TASK INPUTS
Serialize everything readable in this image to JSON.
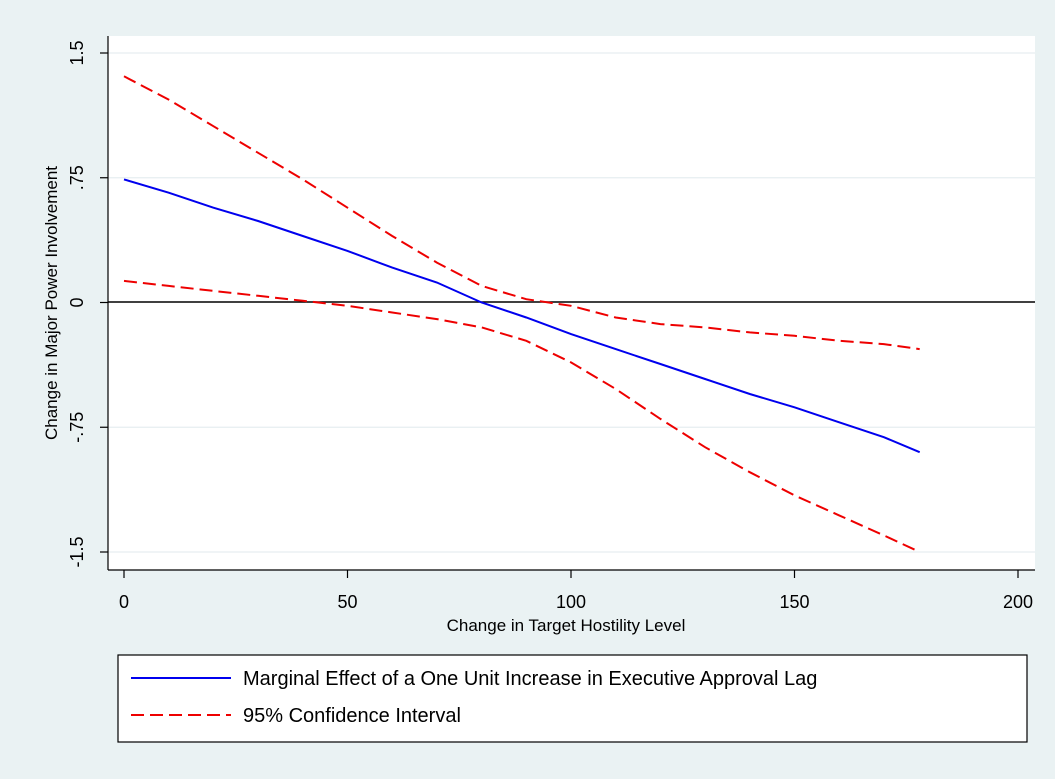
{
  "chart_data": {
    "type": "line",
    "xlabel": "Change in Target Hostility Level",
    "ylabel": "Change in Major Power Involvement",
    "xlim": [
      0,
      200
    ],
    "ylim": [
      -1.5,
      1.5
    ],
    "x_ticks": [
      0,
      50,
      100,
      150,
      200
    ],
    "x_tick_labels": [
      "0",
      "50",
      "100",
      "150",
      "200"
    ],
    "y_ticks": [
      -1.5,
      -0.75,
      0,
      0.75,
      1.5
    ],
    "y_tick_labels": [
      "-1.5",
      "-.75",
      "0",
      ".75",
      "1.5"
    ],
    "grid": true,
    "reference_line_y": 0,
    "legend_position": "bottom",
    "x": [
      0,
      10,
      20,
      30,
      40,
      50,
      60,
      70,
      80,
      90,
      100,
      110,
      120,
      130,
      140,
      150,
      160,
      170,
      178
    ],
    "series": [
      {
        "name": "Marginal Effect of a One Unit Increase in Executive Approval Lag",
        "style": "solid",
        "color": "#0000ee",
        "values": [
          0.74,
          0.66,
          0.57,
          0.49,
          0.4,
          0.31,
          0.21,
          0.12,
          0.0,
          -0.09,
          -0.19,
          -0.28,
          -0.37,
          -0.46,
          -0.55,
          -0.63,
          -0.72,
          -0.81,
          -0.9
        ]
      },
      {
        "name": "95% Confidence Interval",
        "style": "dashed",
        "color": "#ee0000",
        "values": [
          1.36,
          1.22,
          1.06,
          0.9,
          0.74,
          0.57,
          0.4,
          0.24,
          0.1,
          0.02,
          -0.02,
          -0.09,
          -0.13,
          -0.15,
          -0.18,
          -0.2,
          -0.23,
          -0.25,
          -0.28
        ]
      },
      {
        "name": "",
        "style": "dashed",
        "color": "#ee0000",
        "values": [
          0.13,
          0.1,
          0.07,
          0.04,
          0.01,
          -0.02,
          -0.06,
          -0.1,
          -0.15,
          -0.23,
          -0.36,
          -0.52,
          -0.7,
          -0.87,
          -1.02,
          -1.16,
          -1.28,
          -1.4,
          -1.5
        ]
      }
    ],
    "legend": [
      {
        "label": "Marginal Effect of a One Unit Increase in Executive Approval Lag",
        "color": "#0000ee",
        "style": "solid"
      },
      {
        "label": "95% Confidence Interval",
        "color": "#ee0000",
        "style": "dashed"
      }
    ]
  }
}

EXERCISE
Write the material out again exactly as it appears, dropping the pictures.

RESULT OF THIS TASK
Serialize everything readable in this image to JSON.
{
  "chart_data": {
    "type": "line",
    "xlabel": "Change in Target Hostility Level",
    "ylabel": "Change in Major Power Involvement",
    "xlim": [
      0,
      200
    ],
    "ylim": [
      -1.5,
      1.5
    ],
    "x_ticks": [
      0,
      50,
      100,
      150,
      200
    ],
    "x_tick_labels": [
      "0",
      "50",
      "100",
      "150",
      "200"
    ],
    "y_ticks": [
      -1.5,
      -0.75,
      0,
      0.75,
      1.5
    ],
    "y_tick_labels": [
      "-1.5",
      "-.75",
      "0",
      ".75",
      "1.5"
    ],
    "grid": true,
    "reference_line_y": 0,
    "legend_position": "bottom",
    "x": [
      0,
      10,
      20,
      30,
      40,
      50,
      60,
      70,
      80,
      90,
      100,
      110,
      120,
      130,
      140,
      150,
      160,
      170,
      178
    ],
    "series": [
      {
        "name": "Marginal Effect of a One Unit Increase in Executive Approval Lag",
        "style": "solid",
        "color": "#0000ee",
        "values": [
          0.74,
          0.66,
          0.57,
          0.49,
          0.4,
          0.31,
          0.21,
          0.12,
          0.0,
          -0.09,
          -0.19,
          -0.28,
          -0.37,
          -0.46,
          -0.55,
          -0.63,
          -0.72,
          -0.81,
          -0.9
        ]
      },
      {
        "name": "95% Confidence Interval",
        "style": "dashed",
        "color": "#ee0000",
        "values": [
          1.36,
          1.22,
          1.06,
          0.9,
          0.74,
          0.57,
          0.4,
          0.24,
          0.1,
          0.02,
          -0.02,
          -0.09,
          -0.13,
          -0.15,
          -0.18,
          -0.2,
          -0.23,
          -0.25,
          -0.28
        ]
      },
      {
        "name": "",
        "style": "dashed",
        "color": "#ee0000",
        "values": [
          0.13,
          0.1,
          0.07,
          0.04,
          0.01,
          -0.02,
          -0.06,
          -0.1,
          -0.15,
          -0.23,
          -0.36,
          -0.52,
          -0.7,
          -0.87,
          -1.02,
          -1.16,
          -1.28,
          -1.4,
          -1.5
        ]
      }
    ],
    "legend": [
      {
        "label": "Marginal Effect of a One Unit Increase in Executive Approval Lag",
        "color": "#0000ee",
        "style": "solid"
      },
      {
        "label": "95% Confidence Interval",
        "color": "#ee0000",
        "style": "dashed"
      }
    ]
  }
}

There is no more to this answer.